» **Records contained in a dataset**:
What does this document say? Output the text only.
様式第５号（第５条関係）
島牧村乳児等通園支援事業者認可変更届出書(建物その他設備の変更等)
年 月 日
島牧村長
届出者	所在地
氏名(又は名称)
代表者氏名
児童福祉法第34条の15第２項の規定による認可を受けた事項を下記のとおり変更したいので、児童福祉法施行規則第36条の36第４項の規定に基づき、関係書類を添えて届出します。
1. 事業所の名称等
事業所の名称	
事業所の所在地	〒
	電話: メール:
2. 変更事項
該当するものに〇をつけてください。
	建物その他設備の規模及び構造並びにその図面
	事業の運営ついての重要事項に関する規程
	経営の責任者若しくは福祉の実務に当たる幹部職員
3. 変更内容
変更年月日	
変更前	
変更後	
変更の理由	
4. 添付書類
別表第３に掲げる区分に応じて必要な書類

» **Task brief**: Output all of the material exactly as written.

» **Solution for this problem**:
What does this document say? Output the text only.
様式第５号（第５条関係）
島牧村乳児等通園支援事業者認可変更届出書(建物その他設備の変更等)
年 月 日
島牧村長
届出者	所在地
氏名(又は名称)
代表者氏名
児童福祉法第34条の15第２項の規定による認可を受けた事項を下記のとおり変更したいので、児童福祉法施行規則第36条の36第４項の規定に基づき、関係書類を添えて届出します。
1. 事業所の名称等
事業所の名称	
事業所の所在地	〒
	電話: メール:
2. 変更事項
該当するものに〇をつけてください。
	建物その他設備の規模及び構造並びにその図面
	事業の運営ついての重要事項に関する規程
	経営の責任者若しくは福祉の実務に当たる幹部職員
3. 変更内容
変更年月日	
変更前	
変更後	
変更の理由	
4. 添付書類
別表第３に掲げる区分に応じて必要な書類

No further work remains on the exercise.